Record set –
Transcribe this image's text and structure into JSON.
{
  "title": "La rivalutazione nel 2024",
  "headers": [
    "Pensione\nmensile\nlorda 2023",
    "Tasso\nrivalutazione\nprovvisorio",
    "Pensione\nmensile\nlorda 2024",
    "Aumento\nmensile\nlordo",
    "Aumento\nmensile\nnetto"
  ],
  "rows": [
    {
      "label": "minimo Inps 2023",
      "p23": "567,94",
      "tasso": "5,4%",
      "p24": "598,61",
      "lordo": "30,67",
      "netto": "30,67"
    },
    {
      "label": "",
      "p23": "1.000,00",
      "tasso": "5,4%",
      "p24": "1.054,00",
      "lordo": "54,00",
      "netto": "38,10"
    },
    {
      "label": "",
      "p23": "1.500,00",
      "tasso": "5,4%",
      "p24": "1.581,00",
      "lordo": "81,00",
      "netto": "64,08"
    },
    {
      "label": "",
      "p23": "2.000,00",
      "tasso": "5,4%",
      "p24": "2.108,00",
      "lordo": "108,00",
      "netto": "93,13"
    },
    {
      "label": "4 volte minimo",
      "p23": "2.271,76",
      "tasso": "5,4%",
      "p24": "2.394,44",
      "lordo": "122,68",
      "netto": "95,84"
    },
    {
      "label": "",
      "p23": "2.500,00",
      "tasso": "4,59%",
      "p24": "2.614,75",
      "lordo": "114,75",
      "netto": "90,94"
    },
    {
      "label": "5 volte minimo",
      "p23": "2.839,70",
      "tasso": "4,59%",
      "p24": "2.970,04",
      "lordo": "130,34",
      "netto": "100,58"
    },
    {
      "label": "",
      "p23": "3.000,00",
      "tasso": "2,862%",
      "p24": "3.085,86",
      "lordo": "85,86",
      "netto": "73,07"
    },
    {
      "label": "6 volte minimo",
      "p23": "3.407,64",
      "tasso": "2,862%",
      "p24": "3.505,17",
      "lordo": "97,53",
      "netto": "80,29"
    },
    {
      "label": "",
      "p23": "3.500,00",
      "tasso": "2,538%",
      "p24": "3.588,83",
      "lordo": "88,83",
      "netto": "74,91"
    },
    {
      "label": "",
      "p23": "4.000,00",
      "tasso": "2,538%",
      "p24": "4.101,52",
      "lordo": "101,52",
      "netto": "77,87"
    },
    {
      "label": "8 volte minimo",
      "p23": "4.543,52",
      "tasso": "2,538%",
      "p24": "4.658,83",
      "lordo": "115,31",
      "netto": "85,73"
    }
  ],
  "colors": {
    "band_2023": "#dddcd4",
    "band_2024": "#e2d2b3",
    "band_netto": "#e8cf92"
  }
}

==

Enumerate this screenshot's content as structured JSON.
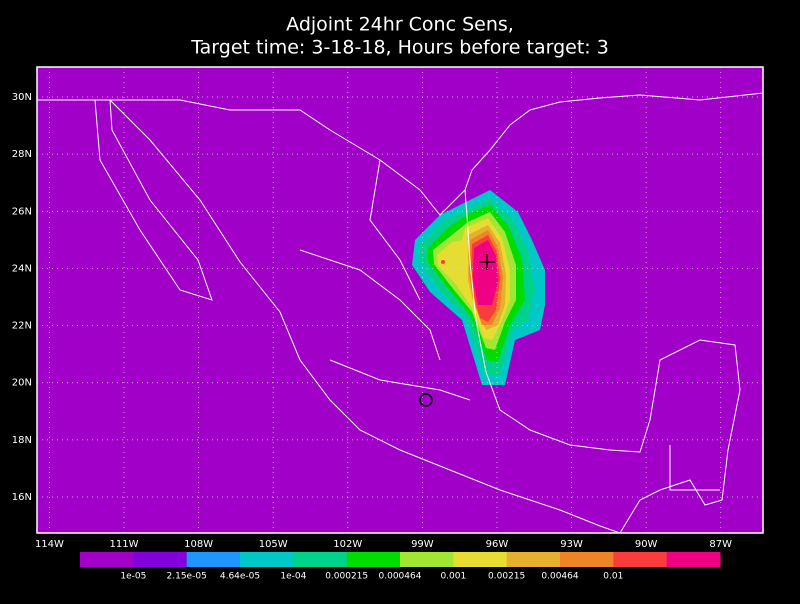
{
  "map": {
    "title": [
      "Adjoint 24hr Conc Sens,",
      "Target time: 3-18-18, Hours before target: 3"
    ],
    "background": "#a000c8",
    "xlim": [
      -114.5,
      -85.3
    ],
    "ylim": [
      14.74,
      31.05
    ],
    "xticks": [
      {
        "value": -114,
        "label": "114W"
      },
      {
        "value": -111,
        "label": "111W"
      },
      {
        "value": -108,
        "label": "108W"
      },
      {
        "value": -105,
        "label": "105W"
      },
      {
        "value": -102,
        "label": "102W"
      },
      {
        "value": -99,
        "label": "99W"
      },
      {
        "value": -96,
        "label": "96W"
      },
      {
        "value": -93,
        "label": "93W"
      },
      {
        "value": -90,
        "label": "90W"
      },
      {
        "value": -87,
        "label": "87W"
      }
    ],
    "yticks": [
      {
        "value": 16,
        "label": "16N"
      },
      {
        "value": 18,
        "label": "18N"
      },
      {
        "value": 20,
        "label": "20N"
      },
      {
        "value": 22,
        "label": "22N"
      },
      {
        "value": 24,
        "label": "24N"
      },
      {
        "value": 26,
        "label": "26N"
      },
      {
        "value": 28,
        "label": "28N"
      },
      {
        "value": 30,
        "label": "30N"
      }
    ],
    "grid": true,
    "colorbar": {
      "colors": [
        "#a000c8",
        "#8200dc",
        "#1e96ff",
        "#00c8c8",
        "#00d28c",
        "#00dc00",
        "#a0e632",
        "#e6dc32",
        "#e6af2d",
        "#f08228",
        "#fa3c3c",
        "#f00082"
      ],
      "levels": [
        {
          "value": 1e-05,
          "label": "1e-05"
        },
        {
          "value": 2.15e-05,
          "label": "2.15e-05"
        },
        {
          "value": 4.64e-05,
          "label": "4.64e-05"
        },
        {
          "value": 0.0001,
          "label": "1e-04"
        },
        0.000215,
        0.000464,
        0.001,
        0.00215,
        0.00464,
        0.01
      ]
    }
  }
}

Task objective – Look through the material above. Copy each line where the word "this" appears.

Solution –
Transcribe this image's text and structure into JSON.
Enumerate this screenshot's content as structured JSON.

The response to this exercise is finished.